## WHAT YOU HAVE TO DO
Restate each entry word for word, leaving nothing out.

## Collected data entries
+--
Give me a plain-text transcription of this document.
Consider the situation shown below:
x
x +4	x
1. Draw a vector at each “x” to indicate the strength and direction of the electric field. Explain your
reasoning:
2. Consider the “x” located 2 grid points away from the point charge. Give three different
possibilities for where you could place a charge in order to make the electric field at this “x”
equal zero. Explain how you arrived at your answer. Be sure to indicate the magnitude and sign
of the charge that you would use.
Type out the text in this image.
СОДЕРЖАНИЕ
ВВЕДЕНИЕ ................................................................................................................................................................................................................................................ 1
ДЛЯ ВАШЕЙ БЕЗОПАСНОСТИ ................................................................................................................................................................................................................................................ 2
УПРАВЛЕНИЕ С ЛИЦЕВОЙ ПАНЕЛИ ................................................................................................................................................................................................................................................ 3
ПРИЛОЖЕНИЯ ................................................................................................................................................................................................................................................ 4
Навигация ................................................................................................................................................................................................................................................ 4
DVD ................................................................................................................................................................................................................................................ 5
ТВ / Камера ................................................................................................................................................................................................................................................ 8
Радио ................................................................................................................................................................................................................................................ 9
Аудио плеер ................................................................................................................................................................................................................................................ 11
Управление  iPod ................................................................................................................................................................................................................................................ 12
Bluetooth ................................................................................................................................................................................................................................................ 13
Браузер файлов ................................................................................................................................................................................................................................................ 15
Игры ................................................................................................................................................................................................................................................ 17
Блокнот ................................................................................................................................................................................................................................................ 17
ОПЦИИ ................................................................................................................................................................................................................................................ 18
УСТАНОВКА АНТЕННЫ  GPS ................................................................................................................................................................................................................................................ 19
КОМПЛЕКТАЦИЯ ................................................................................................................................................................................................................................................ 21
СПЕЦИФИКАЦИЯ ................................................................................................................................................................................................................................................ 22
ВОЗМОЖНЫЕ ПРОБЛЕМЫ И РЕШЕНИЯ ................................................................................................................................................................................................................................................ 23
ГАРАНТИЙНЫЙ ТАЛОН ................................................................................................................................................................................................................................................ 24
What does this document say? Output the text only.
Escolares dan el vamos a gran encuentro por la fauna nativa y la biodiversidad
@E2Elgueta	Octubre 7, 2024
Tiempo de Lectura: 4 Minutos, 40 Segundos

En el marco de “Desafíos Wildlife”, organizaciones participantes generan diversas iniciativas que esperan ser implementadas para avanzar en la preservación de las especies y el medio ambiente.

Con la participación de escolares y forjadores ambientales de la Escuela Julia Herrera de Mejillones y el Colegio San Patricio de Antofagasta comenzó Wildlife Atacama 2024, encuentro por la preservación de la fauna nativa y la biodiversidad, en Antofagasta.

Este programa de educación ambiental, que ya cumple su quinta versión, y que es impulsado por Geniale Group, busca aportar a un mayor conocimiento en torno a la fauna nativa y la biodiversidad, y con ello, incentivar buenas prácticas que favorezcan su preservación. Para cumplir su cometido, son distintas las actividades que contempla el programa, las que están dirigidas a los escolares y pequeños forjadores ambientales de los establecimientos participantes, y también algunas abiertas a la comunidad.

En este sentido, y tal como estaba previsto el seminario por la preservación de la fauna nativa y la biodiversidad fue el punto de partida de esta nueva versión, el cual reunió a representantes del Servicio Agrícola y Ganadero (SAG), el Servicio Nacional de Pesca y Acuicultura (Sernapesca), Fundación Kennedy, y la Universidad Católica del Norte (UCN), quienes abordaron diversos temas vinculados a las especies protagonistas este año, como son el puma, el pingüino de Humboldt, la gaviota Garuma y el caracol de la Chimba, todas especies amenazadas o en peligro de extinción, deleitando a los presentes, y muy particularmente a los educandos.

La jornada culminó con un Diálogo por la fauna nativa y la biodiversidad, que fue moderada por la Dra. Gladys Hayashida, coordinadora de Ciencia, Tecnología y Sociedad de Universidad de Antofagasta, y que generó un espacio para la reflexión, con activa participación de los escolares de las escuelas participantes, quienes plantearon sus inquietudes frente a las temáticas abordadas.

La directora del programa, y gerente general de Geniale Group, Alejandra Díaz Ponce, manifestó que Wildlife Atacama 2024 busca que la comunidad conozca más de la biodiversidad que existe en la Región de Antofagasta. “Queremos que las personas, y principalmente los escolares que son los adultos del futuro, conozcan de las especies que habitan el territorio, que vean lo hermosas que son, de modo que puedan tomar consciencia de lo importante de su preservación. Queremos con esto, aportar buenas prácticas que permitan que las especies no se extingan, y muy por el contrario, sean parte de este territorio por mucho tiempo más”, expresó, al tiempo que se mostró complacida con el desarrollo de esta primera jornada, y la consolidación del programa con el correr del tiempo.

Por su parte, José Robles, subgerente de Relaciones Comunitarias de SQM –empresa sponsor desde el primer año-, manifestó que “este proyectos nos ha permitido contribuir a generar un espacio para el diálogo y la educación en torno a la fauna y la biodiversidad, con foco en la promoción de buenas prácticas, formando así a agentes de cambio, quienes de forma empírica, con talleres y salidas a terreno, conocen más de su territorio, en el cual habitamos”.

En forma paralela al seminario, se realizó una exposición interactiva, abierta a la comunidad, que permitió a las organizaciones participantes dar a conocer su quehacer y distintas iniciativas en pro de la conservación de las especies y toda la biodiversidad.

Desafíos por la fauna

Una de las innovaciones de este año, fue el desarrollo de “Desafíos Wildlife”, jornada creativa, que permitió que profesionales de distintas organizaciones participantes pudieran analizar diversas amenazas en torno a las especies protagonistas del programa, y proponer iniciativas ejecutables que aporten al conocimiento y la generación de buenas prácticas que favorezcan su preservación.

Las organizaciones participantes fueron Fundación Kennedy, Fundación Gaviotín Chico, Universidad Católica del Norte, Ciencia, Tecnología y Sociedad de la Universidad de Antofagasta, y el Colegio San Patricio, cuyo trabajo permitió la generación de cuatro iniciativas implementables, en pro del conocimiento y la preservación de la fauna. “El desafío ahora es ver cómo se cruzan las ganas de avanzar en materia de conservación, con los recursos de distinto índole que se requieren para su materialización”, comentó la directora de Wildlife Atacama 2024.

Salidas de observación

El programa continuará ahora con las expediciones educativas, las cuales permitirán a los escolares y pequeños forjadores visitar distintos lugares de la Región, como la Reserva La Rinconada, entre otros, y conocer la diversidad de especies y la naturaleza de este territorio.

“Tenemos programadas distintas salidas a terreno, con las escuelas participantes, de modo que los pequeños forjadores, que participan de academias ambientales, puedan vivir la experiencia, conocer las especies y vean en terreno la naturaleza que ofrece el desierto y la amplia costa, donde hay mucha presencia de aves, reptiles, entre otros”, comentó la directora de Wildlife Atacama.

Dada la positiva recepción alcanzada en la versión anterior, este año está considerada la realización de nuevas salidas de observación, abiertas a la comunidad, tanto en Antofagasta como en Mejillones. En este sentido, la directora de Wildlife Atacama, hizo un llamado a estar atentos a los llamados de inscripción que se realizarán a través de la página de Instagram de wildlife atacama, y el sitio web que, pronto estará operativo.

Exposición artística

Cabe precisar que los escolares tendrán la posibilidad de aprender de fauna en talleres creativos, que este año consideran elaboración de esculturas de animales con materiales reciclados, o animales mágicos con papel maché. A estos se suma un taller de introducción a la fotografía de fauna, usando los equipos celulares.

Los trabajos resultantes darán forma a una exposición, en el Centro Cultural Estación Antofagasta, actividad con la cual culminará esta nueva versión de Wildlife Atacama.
+--
## TASK RESPONSE
Give me a plain-text transcription of this document.
Consider the situation shown below:
x
x +4	x
1. Draw a vector at each “x” to indicate the strength and direction of the electric field. Explain your
reasoning:
2. Consider the “x” located 2 grid points away from the point charge. Give three different
possibilities for where you could place a charge in order to make the electric field at this “x”
equal zero. Explain how you arrived at your answer. Be sure to indicate the magnitude and sign
of the charge that you would use.
Type out the text in this image.
СОДЕРЖАНИЕ
ВВЕДЕНИЕ ................................................................................................................................................................................................................................................ 1
ДЛЯ ВАШЕЙ БЕЗОПАСНОСТИ ................................................................................................................................................................................................................................................ 2
УПРАВЛЕНИЕ С ЛИЦЕВОЙ ПАНЕЛИ ................................................................................................................................................................................................................................................ 3
ПРИЛОЖЕНИЯ ................................................................................................................................................................................................................................................ 4
Навигация ................................................................................................................................................................................................................................................ 4
DVD ................................................................................................................................................................................................................................................ 5
ТВ / Камера ................................................................................................................................................................................................................................................ 8
Радио ................................................................................................................................................................................................................................................ 9
Аудио плеер ................................................................................................................................................................................................................................................ 11
Управление  iPod ................................................................................................................................................................................................................................................ 12
Bluetooth ................................................................................................................................................................................................................................................ 13
Браузер файлов ................................................................................................................................................................................................................................................ 15
Игры ................................................................................................................................................................................................................................................ 17
Блокнот ................................................................................................................................................................................................................................................ 17
ОПЦИИ ................................................................................................................................................................................................................................................ 18
УСТАНОВКА АНТЕННЫ  GPS ................................................................................................................................................................................................................................................ 19
КОМПЛЕКТАЦИЯ ................................................................................................................................................................................................................................................ 21
СПЕЦИФИКАЦИЯ ................................................................................................................................................................................................................................................ 22
ВОЗМОЖНЫЕ ПРОБЛЕМЫ И РЕШЕНИЯ ................................................................................................................................................................................................................................................ 23
ГАРАНТИЙНЫЙ ТАЛОН ................................................................................................................................................................................................................................................ 24
What does this document say? Output the text only.
Escolares dan el vamos a gran encuentro por la fauna nativa y la biodiversidad
@E2Elgueta	Octubre 7, 2024
Tiempo de Lectura: 4 Minutos, 40 Segundos

En el marco de “Desafíos Wildlife”, organizaciones participantes generan diversas iniciativas que esperan ser implementadas para avanzar en la preservación de las especies y el medio ambiente.

Con la participación de escolares y forjadores ambientales de la Escuela Julia Herrera de Mejillones y el Colegio San Patricio de Antofagasta comenzó Wildlife Atacama 2024, encuentro por la preservación de la fauna nativa y la biodiversidad, en Antofagasta.

Este programa de educación ambiental, que ya cumple su quinta versión, y que es impulsado por Geniale Group, busca aportar a un mayor conocimiento en torno a la fauna nativa y la biodiversidad, y con ello, incentivar buenas prácticas que favorezcan su preservación. Para cumplir su cometido, son distintas las actividades que contempla el programa, las que están dirigidas a los escolares y pequeños forjadores ambientales de los establecimientos participantes, y también algunas abiertas a la comunidad.

En este sentido, y tal como estaba previsto el seminario por la preservación de la fauna nativa y la biodiversidad fue el punto de partida de esta nueva versión, el cual reunió a representantes del Servicio Agrícola y Ganadero (SAG), el Servicio Nacional de Pesca y Acuicultura (Sernapesca), Fundación Kennedy, y la Universidad Católica del Norte (UCN), quienes abordaron diversos temas vinculados a las especies protagonistas este año, como son el puma, el pingüino de Humboldt, la gaviota Garuma y el caracol de la Chimba, todas especies amenazadas o en peligro de extinción, deleitando a los presentes, y muy particularmente a los educandos.

La jornada culminó con un Diálogo por la fauna nativa y la biodiversidad, que fue moderada por la Dra. Gladys Hayashida, coordinadora de Ciencia, Tecnología y Sociedad de Universidad de Antofagasta, y que generó un espacio para la reflexión, con activa participación de los escolares de las escuelas participantes, quienes plantearon sus inquietudes frente a las temáticas abordadas.

La directora del programa, y gerente general de Geniale Group, Alejandra Díaz Ponce, manifestó que Wildlife Atacama 2024 busca que la comunidad conozca más de la biodiversidad que existe en la Región de Antofagasta. “Queremos que las personas, y principalmente los escolares que son los adultos del futuro, conozcan de las especies que habitan el territorio, que vean lo hermosas que son, de modo que puedan tomar consciencia de lo importante de su preservación. Queremos con esto, aportar buenas prácticas que permitan que las especies no se extingan, y muy por el contrario, sean parte de este territorio por mucho tiempo más”, expresó, al tiempo que se mostró complacida con el desarrollo de esta primera jornada, y la consolidación del programa con el correr del tiempo.

Por su parte, José Robles, subgerente de Relaciones Comunitarias de SQM –empresa sponsor desde el primer año-, manifestó que “este proyectos nos ha permitido contribuir a generar un espacio para el diálogo y la educación en torno a la fauna y la biodiversidad, con foco en la promoción de buenas prácticas, formando así a agentes de cambio, quienes de forma empírica, con talleres y salidas a terreno, conocen más de su territorio, en el cual habitamos”.

En forma paralela al seminario, se realizó una exposición interactiva, abierta a la comunidad, que permitió a las organizaciones participantes dar a conocer su quehacer y distintas iniciativas en pro de la conservación de las especies y toda la biodiversidad.

Desafíos por la fauna

Una de las innovaciones de este año, fue el desarrollo de “Desafíos Wildlife”, jornada creativa, que permitió que profesionales de distintas organizaciones participantes pudieran analizar diversas amenazas en torno a las especies protagonistas del programa, y proponer iniciativas ejecutables que aporten al conocimiento y la generación de buenas prácticas que favorezcan su preservación.

Las organizaciones participantes fueron Fundación Kennedy, Fundación Gaviotín Chico, Universidad Católica del Norte, Ciencia, Tecnología y Sociedad de la Universidad de Antofagasta, y el Colegio San Patricio, cuyo trabajo permitió la generación de cuatro iniciativas implementables, en pro del conocimiento y la preservación de la fauna. “El desafío ahora es ver cómo se cruzan las ganas de avanzar en materia de conservación, con los recursos de distinto índole que se requieren para su materialización”, comentó la directora de Wildlife Atacama 2024.

Salidas de observación

El programa continuará ahora con las expediciones educativas, las cuales permitirán a los escolares y pequeños forjadores visitar distintos lugares de la Región, como la Reserva La Rinconada, entre otros, y conocer la diversidad de especies y la naturaleza de este territorio.

“Tenemos programadas distintas salidas a terreno, con las escuelas participantes, de modo que los pequeños forjadores, que participan de academias ambientales, puedan vivir la experiencia, conocer las especies y vean en terreno la naturaleza que ofrece el desierto y la amplia costa, donde hay mucha presencia de aves, reptiles, entre otros”, comentó la directora de Wildlife Atacama.

Dada la positiva recepción alcanzada en la versión anterior, este año está considerada la realización de nuevas salidas de observación, abiertas a la comunidad, tanto en Antofagasta como en Mejillones. En este sentido, la directora de Wildlife Atacama, hizo un llamado a estar atentos a los llamados de inscripción que se realizarán a través de la página de Instagram de wildlife atacama, y el sitio web que, pronto estará operativo.

Exposición artística

Cabe precisar que los escolares tendrán la posibilidad de aprender de fauna en talleres creativos, que este año consideran elaboración de esculturas de animales con materiales reciclados, o animales mágicos con papel maché. A estos se suma un taller de introducción a la fotografía de fauna, usando los equipos celulares.

Los trabajos resultantes darán forma a una exposición, en el Centro Cultural Estación Antofagasta, actividad con la cual culminará esta nueva versión de Wildlife Atacama.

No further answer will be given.